§ The exercise
Say how many lines include "xlabel", with no words around the number.

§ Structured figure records
==================================================
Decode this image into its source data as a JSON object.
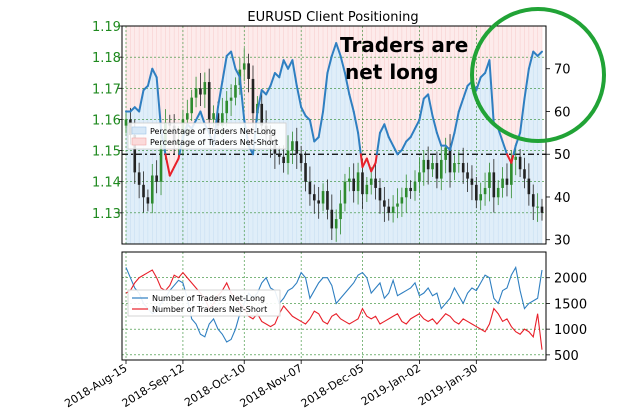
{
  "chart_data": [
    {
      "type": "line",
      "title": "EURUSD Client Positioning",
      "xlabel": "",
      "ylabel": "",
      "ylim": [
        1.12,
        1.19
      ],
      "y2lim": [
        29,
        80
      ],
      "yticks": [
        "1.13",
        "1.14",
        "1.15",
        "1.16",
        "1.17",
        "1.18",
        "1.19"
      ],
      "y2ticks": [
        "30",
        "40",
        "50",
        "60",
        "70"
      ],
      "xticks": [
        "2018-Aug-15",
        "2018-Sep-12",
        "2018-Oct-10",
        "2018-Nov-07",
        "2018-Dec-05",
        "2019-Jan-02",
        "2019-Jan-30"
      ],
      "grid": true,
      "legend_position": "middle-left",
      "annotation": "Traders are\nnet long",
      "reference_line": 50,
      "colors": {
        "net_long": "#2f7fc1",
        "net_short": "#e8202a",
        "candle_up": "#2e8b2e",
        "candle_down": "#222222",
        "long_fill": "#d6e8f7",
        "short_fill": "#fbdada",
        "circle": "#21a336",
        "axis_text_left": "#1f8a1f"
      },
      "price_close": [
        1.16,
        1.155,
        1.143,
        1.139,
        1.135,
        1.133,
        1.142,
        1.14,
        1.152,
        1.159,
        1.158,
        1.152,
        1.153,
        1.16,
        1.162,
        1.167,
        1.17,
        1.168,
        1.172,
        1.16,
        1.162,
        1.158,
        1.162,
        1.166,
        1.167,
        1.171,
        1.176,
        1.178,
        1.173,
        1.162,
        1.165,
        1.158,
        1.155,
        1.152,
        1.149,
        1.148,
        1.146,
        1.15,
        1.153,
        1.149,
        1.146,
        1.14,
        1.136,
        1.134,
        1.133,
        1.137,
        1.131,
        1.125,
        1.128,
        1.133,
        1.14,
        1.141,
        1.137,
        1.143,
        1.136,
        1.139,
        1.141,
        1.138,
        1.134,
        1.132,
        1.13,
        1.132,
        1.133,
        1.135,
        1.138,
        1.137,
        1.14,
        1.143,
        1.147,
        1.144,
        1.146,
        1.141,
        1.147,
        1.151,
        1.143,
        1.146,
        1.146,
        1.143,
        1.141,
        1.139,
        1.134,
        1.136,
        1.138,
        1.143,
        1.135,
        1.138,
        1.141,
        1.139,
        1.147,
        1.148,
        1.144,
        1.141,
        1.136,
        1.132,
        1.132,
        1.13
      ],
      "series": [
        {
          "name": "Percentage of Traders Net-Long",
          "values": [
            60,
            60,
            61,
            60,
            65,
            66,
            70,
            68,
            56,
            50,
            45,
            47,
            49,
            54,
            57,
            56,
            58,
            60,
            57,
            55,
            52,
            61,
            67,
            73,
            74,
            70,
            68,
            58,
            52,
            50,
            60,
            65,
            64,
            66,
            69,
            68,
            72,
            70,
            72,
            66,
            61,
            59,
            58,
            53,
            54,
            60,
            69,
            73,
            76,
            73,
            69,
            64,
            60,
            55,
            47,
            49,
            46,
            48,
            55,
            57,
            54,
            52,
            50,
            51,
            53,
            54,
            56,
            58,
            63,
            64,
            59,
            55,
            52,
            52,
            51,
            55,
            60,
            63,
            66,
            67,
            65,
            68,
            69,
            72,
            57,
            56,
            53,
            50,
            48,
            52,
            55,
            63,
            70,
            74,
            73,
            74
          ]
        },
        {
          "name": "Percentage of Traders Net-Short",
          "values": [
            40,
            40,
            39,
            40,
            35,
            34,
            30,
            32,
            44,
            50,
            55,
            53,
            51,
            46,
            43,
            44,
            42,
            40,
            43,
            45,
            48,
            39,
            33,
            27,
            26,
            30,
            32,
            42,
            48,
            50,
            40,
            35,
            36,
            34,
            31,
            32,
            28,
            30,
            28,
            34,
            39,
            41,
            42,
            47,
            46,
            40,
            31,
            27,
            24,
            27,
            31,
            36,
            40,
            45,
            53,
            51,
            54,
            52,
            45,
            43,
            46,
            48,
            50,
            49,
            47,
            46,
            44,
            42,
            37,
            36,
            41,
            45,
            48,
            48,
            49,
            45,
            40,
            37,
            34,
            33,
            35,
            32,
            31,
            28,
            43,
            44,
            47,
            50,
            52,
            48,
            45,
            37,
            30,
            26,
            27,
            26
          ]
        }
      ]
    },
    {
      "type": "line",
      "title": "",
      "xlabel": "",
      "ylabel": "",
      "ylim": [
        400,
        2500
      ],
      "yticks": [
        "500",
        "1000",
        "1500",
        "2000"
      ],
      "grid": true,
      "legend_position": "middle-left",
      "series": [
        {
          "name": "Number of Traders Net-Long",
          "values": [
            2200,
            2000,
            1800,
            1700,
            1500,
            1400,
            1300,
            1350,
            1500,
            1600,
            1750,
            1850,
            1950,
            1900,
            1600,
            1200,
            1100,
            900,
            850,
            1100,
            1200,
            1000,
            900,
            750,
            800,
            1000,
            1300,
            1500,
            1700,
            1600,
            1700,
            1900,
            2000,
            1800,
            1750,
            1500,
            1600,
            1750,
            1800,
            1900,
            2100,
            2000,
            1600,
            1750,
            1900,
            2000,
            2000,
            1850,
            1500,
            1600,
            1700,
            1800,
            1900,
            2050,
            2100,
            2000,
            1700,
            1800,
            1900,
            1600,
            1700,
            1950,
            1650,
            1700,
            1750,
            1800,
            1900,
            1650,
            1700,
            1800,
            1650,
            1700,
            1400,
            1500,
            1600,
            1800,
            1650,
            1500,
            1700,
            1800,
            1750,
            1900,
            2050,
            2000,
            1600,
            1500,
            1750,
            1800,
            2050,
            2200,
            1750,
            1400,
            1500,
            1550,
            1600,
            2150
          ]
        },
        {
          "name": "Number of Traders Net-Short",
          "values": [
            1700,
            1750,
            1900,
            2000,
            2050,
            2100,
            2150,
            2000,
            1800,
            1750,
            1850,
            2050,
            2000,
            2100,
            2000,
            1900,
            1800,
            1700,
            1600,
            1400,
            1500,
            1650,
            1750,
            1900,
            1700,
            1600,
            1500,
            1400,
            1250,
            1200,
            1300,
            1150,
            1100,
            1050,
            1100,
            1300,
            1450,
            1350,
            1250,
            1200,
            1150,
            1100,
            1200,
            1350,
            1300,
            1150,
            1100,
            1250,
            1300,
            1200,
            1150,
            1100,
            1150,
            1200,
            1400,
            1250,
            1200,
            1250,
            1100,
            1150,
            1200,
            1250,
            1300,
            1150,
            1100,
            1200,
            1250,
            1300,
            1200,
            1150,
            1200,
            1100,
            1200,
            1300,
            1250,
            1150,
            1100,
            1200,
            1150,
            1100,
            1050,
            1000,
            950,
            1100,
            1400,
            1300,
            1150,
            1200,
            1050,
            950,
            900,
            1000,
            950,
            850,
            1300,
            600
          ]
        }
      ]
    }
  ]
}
==================================================
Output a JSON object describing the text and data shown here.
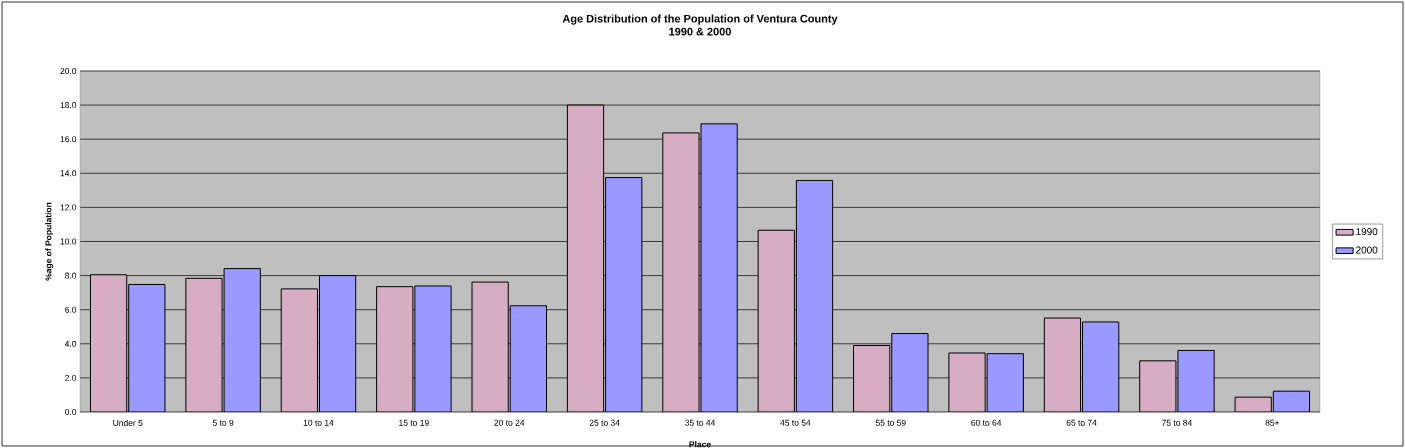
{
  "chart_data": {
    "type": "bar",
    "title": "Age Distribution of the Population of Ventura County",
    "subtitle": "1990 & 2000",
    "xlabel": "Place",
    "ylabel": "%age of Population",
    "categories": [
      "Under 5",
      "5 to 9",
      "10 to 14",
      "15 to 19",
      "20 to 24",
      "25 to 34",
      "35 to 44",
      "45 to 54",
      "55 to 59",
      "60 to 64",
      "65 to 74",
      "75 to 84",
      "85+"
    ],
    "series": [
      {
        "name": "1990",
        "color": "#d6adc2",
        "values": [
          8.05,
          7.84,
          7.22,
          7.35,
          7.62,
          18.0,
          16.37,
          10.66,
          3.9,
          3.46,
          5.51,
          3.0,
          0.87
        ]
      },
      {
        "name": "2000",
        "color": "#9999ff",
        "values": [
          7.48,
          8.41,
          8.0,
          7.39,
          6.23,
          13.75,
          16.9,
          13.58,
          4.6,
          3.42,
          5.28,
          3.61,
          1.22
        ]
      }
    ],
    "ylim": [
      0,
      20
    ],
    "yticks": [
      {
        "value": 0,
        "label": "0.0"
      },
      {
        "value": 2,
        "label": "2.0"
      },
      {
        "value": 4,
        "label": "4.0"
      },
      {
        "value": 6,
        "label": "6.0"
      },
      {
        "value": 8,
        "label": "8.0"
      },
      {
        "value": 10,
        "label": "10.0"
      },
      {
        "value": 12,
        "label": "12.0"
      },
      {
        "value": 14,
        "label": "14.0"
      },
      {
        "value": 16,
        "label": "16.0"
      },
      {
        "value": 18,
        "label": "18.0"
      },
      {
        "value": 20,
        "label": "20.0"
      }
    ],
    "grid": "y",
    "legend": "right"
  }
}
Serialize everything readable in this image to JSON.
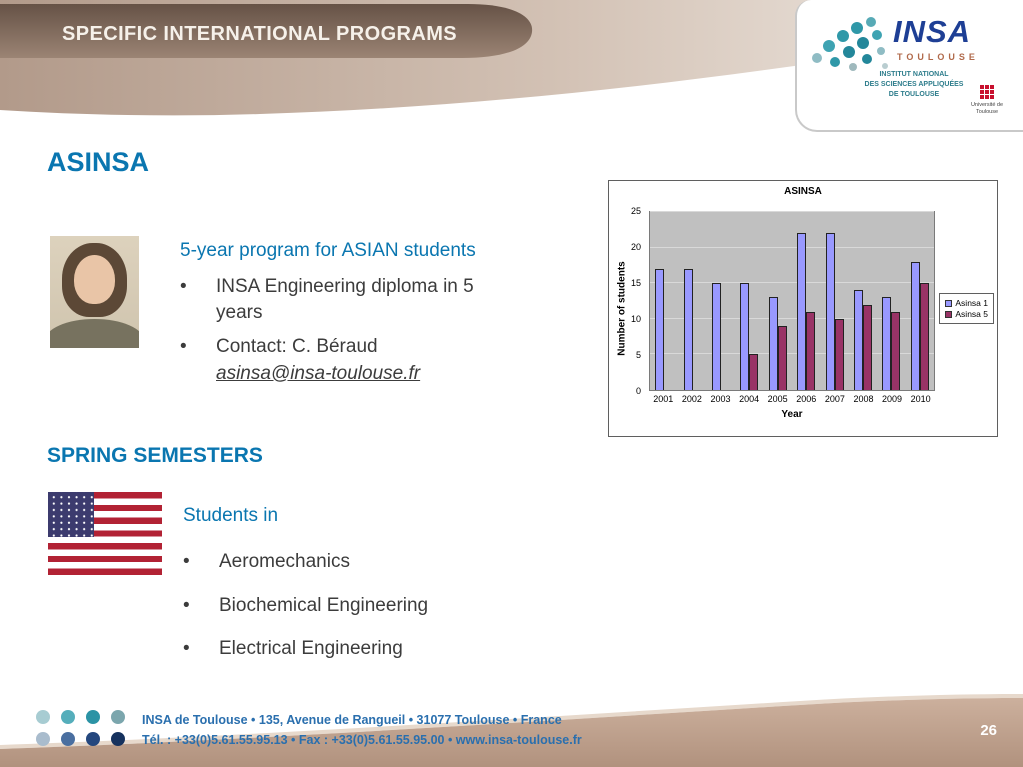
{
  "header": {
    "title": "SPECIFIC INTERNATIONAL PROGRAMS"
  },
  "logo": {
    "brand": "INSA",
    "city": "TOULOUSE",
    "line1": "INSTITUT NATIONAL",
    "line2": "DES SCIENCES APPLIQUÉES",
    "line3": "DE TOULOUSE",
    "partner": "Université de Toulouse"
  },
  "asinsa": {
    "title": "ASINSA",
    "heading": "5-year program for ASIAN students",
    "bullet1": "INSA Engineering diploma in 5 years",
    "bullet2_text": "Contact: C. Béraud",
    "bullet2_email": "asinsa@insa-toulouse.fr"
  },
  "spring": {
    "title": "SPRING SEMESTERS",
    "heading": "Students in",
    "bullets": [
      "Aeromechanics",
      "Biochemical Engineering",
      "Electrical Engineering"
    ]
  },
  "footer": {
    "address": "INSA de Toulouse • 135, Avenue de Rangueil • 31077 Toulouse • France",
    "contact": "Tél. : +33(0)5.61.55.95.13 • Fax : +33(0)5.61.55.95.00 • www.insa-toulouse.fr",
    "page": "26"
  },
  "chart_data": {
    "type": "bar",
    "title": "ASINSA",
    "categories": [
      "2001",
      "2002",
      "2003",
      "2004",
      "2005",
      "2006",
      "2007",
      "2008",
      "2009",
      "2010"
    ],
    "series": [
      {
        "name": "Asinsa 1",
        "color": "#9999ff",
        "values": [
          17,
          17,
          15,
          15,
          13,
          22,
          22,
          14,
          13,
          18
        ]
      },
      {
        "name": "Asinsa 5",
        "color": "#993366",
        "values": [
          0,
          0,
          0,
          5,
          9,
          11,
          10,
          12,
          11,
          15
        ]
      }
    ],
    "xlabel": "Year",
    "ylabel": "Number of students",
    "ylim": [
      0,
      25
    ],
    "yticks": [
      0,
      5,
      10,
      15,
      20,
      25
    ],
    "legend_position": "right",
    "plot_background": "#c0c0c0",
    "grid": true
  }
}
==================================================
§ The output
4